**Goal of the exercise:** Print every entry, word for word, and skip the images.

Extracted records

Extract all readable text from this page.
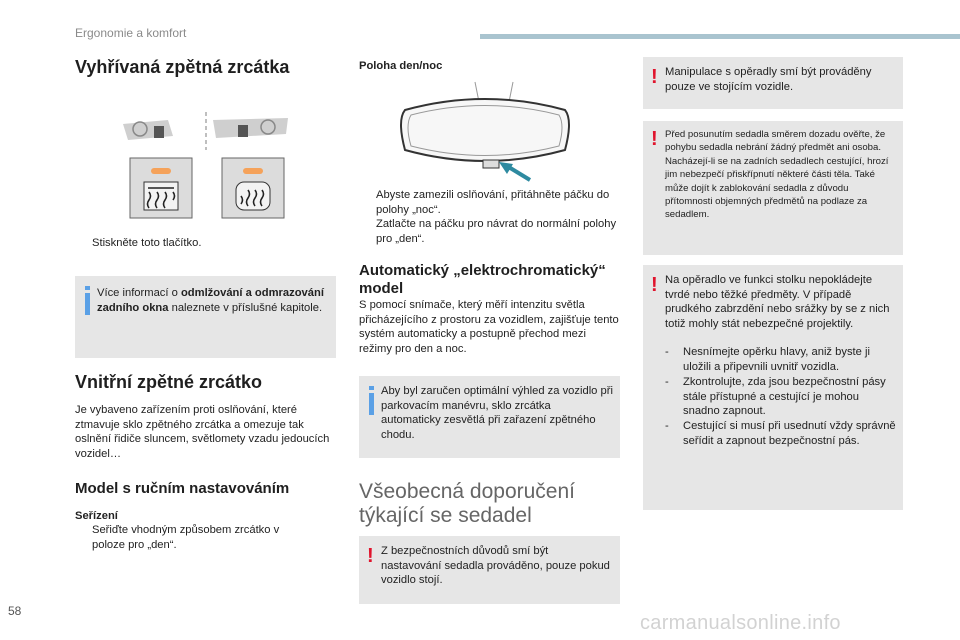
Ergonomie a komfort
Vyhřívaná zpětná zrcátka
Stiskněte toto tlačítko.
Více informací o odmlžování a odmrazování zadního okna naleznete v příslušné kapitole.
Vnitřní zpětné zrcátko
Je vybaveno zařízením proti oslňování, které ztmavuje sklo zpětného zrcátka a omezuje tak oslnění řidiče sluncem, světlomety vzadu jedoucích vozidel…
Model s ručním nastavováním
Seřízení
Seřiďte vhodným způsobem zrcátko v poloze pro „den“.
Poloha den/noc
Abyste zamezili oslňování, přitáhněte páčku do polohy „noc“.
Zatlačte na páčku pro návrat do normální polohy pro „den“.
Automatický „elektrochromatický“ model
S pomocí snímače, který měří intenzitu světla přicházejícího z prostoru za vozidlem, zajišťuje tento systém automaticky a postupně přechod mezi režimy pro den a noc.
Aby byl zaručen optimální výhled za vozidlo při parkovacím manévru, sklo zrcátka automaticky zesvětlá při zařazení zpětného chodu.
Všeobecná doporučení týkající se sedadel
! Z bezpečnostních důvodů smí být nastavování sedadla prováděno, pouze pokud vozidlo stojí.
! Manipulace s opěradly smí být prováděny pouze ve stojícím vozidle.
! Před posunutím sedadla směrem dozadu ověřte, že pohybu sedadla nebrání žádný předmět ani osoba.
Nacházejí-li se na zadních sedadlech cestující, hrozí jim nebezpečí přiskřípnutí některé části těla. Také může dojít k zablokování sedadla z důvodu přítomnosti objemných předmětů na podlaze za sedadlem.
! Na opěradlo ve funkci stolku nepokládejte tvrdé nebo těžké předměty. V případě prudkého zabrzdění nebo srážky by se z nich totiž mohly stát nebezpečné projektily.
- Nesnímejte opěrku hlavy, aniž byste ji uložili a připevnili uvnitř vozidla.
- Zkontrolujte, zda jsou bezpečnostní pásy stále přístupné a cestující je mohou snadno zapnout.
- Cestující si musí při usednutí vždy správně seřídit a zapnout bezpečnostní pás.
58
carmanualsonline.info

**Solution to this task:**
Extract all readable text from this page.
Ergonomie a komfort
Vyhřívaná zpětná zrcátka
Stiskněte toto tlačítko.
Více informací o odmlžování a odmrazování zadního okna naleznete v příslušné kapitole.
Vnitřní zpětné zrcátko
Je vybaveno zařízením proti oslňování, které ztmavuje sklo zpětného zrcátka a omezuje tak oslnění řidiče sluncem, světlomety vzadu jedoucích vozidel…
Model s ručním nastavováním
Seřízení
Seřiďte vhodným způsobem zrcátko v poloze pro „den“.
Poloha den/noc
Abyste zamezili oslňování, přitáhněte páčku do polohy „noc“.
Zatlačte na páčku pro návrat do normální polohy pro „den“.
Automatický „elektrochromatický“ model
S pomocí snímače, který měří intenzitu světla přicházejícího z prostoru za vozidlem, zajišťuje tento systém automaticky a postupně přechod mezi režimy pro den a noc.
Aby byl zaručen optimální výhled za vozidlo při parkovacím manévru, sklo zrcátka automaticky zesvětlá při zařazení zpětného chodu.
Všeobecná doporučení týkající se sedadel
! Z bezpečnostních důvodů smí být nastavování sedadla prováděno, pouze pokud vozidlo stojí.
! Manipulace s opěradly smí být prováděny pouze ve stojícím vozidle.
! Před posunutím sedadla směrem dozadu ověřte, že pohybu sedadla nebrání žádný předmět ani osoba.
Nacházejí-li se na zadních sedadlech cestující, hrozí jim nebezpečí přiskřípnutí některé části těla. Také může dojít k zablokování sedadla z důvodu přítomnosti objemných předmětů na podlaze za sedadlem.
! Na opěradlo ve funkci stolku nepokládejte tvrdé nebo těžké předměty. V případě prudkého zabrzdění nebo srážky by se z nich totiž mohly stát nebezpečné projektily.
- Nesnímejte opěrku hlavy, aniž byste ji uložili a připevnili uvnitř vozidla.
- Zkontrolujte, zda jsou bezpečnostní pásy stále přístupné a cestující je mohou snadno zapnout.
- Cestující si musí při usednutí vždy správně seřídit a zapnout bezpečnostní pás.
58
carmanualsonline.info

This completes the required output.